■ Task statement: Go through the records below line by line. Count the lines with "regions" and give the count alone.

■ Working data:

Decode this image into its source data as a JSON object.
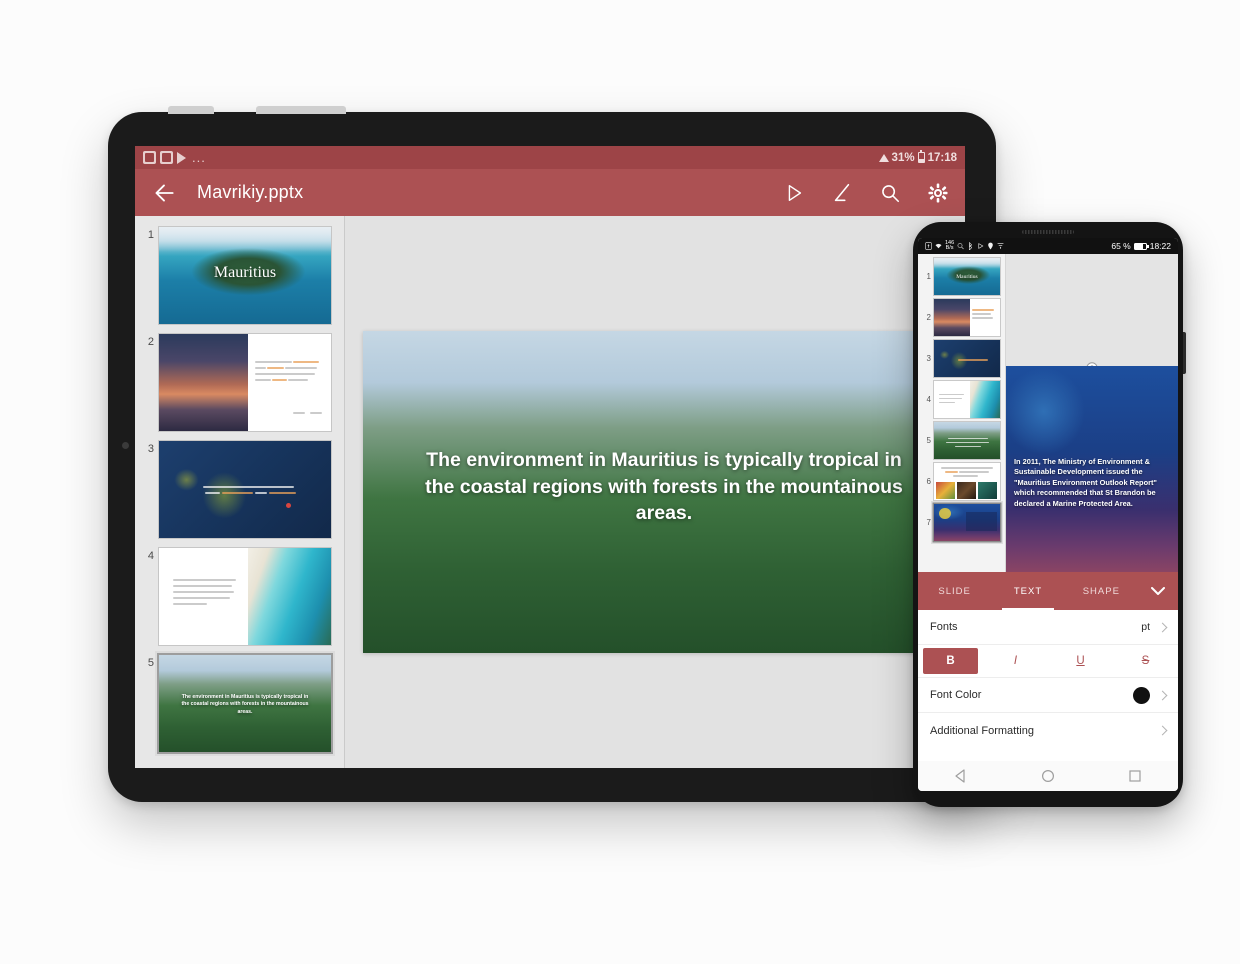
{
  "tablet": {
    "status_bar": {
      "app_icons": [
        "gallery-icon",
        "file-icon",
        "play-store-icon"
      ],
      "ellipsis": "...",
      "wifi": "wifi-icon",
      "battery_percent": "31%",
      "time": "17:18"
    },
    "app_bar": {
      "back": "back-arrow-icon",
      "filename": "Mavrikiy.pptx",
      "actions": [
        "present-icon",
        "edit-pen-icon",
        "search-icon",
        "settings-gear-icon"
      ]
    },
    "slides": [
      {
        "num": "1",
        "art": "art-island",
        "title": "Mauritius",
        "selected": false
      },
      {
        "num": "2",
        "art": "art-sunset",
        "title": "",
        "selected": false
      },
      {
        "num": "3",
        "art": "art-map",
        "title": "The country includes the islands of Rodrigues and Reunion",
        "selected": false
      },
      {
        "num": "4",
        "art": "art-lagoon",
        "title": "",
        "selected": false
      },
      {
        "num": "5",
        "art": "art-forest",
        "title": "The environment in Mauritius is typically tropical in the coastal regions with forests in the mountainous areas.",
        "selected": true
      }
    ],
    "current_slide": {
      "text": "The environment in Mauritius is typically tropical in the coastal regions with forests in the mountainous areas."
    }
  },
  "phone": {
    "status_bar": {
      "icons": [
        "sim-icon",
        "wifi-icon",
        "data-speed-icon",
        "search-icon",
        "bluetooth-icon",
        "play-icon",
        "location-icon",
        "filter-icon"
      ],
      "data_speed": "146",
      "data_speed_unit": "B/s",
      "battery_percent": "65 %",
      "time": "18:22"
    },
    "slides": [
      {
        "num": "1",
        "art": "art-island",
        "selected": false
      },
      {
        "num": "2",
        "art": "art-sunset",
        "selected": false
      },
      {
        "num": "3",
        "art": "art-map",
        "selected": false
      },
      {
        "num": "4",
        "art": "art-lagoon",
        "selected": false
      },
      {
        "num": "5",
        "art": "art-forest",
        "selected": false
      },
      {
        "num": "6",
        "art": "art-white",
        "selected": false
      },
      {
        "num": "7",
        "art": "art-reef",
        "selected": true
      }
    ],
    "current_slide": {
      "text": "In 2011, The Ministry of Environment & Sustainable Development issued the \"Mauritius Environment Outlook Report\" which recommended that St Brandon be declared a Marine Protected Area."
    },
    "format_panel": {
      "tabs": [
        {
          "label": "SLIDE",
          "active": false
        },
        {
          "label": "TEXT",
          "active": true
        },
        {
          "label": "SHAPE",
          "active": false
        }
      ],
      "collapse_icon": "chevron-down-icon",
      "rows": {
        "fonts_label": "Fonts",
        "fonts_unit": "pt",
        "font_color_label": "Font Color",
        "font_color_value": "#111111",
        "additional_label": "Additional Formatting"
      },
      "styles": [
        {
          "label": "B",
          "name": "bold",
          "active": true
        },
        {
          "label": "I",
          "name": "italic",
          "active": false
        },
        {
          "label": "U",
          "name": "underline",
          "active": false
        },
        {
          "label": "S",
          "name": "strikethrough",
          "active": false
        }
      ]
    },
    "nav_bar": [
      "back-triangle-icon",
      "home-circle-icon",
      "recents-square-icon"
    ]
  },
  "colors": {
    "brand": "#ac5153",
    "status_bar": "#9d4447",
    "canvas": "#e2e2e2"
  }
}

...

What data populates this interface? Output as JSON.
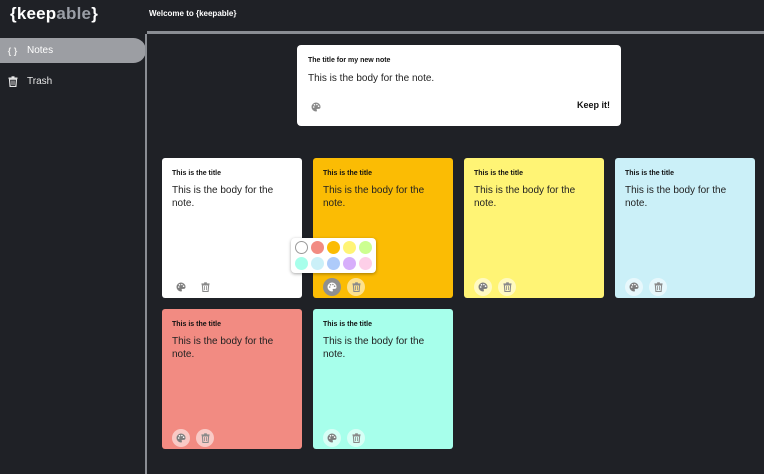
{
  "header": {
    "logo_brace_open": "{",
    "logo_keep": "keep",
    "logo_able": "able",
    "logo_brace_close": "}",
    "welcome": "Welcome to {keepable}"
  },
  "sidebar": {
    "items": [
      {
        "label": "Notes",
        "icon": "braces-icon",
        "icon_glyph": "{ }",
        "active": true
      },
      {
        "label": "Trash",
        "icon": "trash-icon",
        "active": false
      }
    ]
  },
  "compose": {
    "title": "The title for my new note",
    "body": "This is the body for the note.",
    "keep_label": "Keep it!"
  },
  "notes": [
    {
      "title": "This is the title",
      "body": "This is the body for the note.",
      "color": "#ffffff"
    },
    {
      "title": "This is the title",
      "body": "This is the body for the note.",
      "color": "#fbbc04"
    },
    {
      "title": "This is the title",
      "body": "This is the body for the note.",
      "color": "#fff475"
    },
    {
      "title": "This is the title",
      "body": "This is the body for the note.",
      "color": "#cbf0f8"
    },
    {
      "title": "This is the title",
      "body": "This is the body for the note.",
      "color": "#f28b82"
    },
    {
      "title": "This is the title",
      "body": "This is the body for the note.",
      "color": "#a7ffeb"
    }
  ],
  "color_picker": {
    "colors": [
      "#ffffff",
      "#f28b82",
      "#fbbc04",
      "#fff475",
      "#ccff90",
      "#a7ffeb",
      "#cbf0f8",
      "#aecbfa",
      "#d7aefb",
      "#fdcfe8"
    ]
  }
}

■ Exercise solution: 2